Retype every entry in its entirety, without alteration.

BEGIN Records for this exercise

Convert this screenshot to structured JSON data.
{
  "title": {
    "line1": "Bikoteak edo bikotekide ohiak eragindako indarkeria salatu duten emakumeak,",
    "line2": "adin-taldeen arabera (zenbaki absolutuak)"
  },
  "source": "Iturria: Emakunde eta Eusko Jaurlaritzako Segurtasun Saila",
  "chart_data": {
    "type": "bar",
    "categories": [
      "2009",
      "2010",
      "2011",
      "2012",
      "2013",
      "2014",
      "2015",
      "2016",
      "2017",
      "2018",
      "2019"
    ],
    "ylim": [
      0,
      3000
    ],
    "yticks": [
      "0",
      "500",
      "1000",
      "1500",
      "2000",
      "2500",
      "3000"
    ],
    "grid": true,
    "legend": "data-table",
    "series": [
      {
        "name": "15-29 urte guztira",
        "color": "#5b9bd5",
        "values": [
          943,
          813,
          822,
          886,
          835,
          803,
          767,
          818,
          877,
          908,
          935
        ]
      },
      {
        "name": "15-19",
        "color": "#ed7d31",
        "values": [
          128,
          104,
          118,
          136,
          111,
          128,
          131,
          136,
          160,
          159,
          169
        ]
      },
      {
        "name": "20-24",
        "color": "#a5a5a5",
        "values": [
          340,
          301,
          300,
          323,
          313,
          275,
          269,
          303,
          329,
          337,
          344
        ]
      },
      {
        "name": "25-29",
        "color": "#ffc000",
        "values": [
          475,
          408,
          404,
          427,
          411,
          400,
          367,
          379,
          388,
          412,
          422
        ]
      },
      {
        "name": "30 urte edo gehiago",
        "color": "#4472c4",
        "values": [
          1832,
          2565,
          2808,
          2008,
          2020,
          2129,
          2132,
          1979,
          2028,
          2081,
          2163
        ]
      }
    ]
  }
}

END Records for this exercise

### [Written reply]
Convert this screenshot to structured JSON data.
{
  "title": {
    "line1": "Bikoteak edo bikotekide ohiak eragindako indarkeria salatu duten emakumeak,",
    "line2": "adin-taldeen arabera (zenbaki absolutuak)"
  },
  "source": "Iturria: Emakunde eta Eusko Jaurlaritzako Segurtasun Saila",
  "chart_data": {
    "type": "bar",
    "categories": [
      "2009",
      "2010",
      "2011",
      "2012",
      "2013",
      "2014",
      "2015",
      "2016",
      "2017",
      "2018",
      "2019"
    ],
    "ylim": [
      0,
      3000
    ],
    "yticks": [
      "0",
      "500",
      "1000",
      "1500",
      "2000",
      "2500",
      "3000"
    ],
    "grid": true,
    "legend": "data-table",
    "series": [
      {
        "name": "15-29 urte guztira",
        "color": "#5b9bd5",
        "values": [
          943,
          813,
          822,
          886,
          835,
          803,
          767,
          818,
          877,
          908,
          935
        ]
      },
      {
        "name": "15-19",
        "color": "#ed7d31",
        "values": [
          128,
          104,
          118,
          136,
          111,
          128,
          131,
          136,
          160,
          159,
          169
        ]
      },
      {
        "name": "20-24",
        "color": "#a5a5a5",
        "values": [
          340,
          301,
          300,
          323,
          313,
          275,
          269,
          303,
          329,
          337,
          344
        ]
      },
      {
        "name": "25-29",
        "color": "#ffc000",
        "values": [
          475,
          408,
          404,
          427,
          411,
          400,
          367,
          379,
          388,
          412,
          422
        ]
      },
      {
        "name": "30 urte edo gehiago",
        "color": "#4472c4",
        "values": [
          1832,
          2565,
          2808,
          2008,
          2020,
          2129,
          2132,
          1979,
          2028,
          2081,
          2163
        ]
      }
    ]
  }
}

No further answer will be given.